• [Given instruction] Tally the lines holding the word "coordinate" and state the count by itself.

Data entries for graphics
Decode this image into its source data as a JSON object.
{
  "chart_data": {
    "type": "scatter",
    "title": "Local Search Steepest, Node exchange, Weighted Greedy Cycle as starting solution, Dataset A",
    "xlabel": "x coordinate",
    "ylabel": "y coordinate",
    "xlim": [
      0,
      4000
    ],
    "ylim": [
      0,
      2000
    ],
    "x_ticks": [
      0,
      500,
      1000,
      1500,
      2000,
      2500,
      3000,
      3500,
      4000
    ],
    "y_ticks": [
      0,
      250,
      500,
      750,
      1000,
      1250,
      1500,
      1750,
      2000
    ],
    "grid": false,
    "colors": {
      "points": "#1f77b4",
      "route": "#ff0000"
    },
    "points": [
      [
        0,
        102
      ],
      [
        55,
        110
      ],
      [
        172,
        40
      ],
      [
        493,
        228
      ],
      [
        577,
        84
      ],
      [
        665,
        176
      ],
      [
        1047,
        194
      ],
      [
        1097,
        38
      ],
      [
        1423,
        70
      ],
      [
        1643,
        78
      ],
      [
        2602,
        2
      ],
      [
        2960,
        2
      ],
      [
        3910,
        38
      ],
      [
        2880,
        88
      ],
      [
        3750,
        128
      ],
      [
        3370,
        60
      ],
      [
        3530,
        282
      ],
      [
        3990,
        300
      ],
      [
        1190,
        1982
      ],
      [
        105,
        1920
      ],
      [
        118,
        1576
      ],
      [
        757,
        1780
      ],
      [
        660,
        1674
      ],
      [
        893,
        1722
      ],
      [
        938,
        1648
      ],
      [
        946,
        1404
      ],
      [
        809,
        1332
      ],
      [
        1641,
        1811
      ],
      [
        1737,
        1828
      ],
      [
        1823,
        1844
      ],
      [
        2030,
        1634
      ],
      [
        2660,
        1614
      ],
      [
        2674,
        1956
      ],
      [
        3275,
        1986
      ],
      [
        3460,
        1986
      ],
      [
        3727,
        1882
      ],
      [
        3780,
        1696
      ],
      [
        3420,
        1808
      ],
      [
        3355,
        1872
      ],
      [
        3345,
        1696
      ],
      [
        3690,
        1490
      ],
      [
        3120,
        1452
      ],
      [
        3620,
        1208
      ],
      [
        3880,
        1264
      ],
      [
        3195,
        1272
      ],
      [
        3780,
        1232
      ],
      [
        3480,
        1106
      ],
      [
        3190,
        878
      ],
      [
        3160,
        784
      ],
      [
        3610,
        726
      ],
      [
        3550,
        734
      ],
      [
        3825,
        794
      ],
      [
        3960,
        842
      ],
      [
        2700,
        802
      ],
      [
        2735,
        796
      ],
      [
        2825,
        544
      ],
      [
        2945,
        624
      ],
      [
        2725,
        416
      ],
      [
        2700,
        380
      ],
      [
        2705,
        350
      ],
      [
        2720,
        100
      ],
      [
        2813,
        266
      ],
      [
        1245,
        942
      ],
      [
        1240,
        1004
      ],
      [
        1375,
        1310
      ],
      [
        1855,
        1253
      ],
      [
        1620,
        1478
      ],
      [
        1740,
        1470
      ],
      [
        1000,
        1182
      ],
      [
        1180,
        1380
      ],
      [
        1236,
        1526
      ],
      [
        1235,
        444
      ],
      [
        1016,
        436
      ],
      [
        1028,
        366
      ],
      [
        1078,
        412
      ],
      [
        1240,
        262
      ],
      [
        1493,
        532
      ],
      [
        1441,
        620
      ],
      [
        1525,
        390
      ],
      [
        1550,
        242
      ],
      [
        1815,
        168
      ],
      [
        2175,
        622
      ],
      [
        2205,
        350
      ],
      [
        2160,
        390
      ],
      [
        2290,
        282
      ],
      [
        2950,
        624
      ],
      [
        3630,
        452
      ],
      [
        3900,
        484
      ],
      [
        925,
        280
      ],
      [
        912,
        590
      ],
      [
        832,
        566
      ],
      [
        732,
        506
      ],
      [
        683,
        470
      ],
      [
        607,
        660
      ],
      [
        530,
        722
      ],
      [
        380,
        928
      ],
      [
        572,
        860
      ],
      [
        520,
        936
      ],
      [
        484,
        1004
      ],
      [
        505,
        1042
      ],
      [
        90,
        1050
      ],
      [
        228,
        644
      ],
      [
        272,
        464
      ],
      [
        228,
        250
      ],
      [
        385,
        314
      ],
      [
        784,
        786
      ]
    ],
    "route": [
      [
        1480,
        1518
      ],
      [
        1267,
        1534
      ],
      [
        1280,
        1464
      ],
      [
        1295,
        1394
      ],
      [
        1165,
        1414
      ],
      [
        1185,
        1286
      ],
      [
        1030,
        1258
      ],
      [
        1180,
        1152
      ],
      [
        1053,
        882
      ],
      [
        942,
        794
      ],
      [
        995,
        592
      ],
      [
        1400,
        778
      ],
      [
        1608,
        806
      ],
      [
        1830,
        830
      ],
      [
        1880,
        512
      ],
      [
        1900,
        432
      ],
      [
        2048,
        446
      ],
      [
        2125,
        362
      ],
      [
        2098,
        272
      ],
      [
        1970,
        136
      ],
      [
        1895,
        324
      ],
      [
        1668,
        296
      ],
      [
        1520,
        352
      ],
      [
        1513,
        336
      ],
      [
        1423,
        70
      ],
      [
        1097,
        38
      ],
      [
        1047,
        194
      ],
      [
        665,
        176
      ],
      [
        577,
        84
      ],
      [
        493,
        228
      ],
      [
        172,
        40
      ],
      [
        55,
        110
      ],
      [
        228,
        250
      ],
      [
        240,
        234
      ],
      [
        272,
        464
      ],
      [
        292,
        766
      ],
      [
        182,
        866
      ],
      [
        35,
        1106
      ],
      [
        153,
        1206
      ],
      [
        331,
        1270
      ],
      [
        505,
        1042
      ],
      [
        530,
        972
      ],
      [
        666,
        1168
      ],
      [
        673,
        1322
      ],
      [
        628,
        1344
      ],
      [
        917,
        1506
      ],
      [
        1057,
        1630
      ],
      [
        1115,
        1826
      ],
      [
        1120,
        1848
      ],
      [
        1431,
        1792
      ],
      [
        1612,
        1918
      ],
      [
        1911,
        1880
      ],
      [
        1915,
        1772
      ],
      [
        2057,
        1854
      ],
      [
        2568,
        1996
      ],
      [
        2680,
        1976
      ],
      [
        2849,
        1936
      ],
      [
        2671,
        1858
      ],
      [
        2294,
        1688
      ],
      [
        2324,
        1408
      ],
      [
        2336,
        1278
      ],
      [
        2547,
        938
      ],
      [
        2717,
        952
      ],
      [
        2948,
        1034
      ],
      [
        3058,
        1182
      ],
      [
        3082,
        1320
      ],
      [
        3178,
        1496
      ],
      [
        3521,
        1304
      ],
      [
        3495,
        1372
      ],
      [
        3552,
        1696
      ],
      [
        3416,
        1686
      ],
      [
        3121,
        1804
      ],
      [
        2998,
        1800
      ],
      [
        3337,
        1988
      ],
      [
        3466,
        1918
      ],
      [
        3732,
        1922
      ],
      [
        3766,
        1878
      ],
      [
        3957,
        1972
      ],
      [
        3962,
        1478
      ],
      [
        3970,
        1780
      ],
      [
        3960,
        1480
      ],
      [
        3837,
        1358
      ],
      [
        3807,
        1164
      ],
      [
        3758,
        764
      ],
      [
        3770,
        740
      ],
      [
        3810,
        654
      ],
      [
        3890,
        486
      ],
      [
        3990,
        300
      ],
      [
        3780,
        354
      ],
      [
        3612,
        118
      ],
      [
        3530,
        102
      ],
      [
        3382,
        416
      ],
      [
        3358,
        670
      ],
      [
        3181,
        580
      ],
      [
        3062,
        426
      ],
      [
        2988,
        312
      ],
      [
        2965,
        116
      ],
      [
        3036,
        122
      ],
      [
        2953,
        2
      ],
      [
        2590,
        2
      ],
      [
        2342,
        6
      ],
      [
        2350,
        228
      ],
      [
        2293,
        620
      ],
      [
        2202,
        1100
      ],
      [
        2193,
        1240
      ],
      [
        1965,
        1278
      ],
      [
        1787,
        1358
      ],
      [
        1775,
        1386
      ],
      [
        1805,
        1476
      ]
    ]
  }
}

• [Correct answer] 2